| What the task asks |
State only how many lines contain the string "color".

| Supplied records |
──────────────────────────────
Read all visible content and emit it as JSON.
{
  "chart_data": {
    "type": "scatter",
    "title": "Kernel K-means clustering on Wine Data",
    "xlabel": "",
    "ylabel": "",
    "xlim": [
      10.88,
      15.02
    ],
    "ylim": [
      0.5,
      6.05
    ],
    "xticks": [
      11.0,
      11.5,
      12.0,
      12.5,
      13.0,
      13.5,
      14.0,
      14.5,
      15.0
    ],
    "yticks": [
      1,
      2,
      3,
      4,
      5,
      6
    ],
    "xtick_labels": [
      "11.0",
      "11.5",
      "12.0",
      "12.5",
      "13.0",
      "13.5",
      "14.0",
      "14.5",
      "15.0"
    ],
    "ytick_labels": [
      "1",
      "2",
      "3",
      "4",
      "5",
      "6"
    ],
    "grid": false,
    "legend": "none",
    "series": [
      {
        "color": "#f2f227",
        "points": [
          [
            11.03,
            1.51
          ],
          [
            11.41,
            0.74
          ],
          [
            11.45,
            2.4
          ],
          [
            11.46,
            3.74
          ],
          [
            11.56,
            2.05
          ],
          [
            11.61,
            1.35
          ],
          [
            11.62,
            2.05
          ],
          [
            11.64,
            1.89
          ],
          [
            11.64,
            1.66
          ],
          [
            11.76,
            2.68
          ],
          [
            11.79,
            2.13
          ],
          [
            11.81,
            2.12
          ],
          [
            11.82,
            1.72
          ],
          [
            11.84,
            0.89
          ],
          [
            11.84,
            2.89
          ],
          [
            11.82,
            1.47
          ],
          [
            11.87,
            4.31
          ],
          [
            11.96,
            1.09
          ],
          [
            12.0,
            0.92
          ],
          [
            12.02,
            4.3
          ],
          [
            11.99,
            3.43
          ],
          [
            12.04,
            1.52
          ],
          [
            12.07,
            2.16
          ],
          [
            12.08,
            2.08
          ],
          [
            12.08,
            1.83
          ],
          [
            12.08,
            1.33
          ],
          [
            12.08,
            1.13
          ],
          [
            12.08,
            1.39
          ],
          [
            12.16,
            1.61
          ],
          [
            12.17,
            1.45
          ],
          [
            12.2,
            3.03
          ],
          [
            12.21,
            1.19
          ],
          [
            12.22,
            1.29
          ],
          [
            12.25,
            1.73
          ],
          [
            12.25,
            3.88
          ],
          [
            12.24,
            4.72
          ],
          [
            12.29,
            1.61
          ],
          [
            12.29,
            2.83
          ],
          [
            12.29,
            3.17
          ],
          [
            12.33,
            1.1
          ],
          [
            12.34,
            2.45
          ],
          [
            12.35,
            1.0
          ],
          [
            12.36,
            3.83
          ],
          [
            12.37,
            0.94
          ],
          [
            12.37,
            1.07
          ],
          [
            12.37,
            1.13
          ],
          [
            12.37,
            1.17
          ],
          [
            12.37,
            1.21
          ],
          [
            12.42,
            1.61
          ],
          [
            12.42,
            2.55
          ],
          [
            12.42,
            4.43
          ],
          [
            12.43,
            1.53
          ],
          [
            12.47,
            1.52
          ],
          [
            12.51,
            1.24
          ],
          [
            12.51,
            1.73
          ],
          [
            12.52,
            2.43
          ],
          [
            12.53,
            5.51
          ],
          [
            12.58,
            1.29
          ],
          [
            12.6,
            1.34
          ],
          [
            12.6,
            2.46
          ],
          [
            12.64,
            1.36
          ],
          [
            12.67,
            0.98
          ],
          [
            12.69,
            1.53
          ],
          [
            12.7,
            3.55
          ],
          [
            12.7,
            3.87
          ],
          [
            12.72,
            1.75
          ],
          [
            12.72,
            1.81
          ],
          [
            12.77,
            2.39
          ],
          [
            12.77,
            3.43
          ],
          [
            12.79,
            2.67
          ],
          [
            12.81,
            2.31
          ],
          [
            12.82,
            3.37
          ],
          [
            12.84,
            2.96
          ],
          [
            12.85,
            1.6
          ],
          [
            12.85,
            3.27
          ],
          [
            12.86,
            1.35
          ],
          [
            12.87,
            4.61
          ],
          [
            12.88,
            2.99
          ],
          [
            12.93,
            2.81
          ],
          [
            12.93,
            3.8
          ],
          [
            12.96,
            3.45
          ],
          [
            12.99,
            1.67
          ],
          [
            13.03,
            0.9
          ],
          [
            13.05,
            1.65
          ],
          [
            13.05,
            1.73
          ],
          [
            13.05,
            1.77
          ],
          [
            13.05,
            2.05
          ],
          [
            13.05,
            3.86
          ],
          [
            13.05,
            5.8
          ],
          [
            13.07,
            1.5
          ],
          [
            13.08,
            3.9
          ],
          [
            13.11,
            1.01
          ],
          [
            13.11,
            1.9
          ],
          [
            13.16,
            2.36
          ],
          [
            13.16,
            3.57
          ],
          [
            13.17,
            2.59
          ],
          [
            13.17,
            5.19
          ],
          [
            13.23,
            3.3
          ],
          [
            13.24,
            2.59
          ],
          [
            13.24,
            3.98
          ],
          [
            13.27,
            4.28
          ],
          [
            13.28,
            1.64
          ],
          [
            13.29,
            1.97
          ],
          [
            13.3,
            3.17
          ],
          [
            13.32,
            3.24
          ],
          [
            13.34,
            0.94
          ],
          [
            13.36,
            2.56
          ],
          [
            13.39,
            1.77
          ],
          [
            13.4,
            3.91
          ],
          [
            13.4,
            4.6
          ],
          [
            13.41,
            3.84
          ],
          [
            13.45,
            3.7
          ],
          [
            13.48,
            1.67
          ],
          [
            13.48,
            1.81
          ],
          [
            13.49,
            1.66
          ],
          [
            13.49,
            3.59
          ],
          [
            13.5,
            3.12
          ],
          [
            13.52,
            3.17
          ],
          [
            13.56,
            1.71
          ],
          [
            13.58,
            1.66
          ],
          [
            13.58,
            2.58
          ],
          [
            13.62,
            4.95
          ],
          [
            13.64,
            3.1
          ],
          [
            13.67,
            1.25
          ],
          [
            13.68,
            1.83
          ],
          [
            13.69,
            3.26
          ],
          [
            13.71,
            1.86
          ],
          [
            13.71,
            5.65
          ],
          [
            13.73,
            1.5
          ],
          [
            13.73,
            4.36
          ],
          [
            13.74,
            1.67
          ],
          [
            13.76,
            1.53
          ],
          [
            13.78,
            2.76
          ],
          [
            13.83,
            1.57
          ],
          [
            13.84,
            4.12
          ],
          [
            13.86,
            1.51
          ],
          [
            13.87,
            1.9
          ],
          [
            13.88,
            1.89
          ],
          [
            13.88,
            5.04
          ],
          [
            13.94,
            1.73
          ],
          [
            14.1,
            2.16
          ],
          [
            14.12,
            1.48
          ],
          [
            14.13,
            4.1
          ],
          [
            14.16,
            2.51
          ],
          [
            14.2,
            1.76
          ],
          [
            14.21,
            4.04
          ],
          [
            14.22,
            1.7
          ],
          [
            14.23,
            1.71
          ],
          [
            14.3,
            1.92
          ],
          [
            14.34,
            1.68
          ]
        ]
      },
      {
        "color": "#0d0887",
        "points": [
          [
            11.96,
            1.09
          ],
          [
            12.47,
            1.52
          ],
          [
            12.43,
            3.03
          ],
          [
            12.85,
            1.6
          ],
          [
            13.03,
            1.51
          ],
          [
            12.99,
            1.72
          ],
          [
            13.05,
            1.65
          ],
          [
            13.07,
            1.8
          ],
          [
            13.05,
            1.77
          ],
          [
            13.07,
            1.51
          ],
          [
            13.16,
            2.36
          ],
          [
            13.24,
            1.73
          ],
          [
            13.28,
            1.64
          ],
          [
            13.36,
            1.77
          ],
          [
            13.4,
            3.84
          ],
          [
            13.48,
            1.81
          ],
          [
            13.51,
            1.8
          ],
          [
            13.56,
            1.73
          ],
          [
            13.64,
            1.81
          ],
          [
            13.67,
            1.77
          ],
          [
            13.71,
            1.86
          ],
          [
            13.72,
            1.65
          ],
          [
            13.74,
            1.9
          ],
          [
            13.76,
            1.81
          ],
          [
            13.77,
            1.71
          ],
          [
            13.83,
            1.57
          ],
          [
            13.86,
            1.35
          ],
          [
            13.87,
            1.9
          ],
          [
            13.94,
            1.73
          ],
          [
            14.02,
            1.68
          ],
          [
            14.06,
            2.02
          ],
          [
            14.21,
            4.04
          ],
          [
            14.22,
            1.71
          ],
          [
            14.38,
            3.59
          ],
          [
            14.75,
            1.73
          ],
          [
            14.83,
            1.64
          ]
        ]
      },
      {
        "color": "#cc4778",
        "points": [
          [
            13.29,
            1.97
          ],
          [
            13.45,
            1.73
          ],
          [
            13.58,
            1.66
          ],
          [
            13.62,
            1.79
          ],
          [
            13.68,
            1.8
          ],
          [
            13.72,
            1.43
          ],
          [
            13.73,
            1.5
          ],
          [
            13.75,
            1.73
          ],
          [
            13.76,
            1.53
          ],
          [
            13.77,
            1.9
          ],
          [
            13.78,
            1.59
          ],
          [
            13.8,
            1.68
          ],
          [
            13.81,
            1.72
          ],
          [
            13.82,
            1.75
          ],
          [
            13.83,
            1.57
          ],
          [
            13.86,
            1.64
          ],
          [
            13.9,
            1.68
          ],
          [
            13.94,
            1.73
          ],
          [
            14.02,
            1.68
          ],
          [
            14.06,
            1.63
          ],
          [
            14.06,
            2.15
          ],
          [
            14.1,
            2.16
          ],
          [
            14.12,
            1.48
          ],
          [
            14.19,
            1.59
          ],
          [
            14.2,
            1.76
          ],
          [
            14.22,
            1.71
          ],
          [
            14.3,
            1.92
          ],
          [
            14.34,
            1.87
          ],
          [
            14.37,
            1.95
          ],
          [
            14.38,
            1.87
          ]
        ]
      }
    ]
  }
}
──────────────────────────────
| Written answer |
3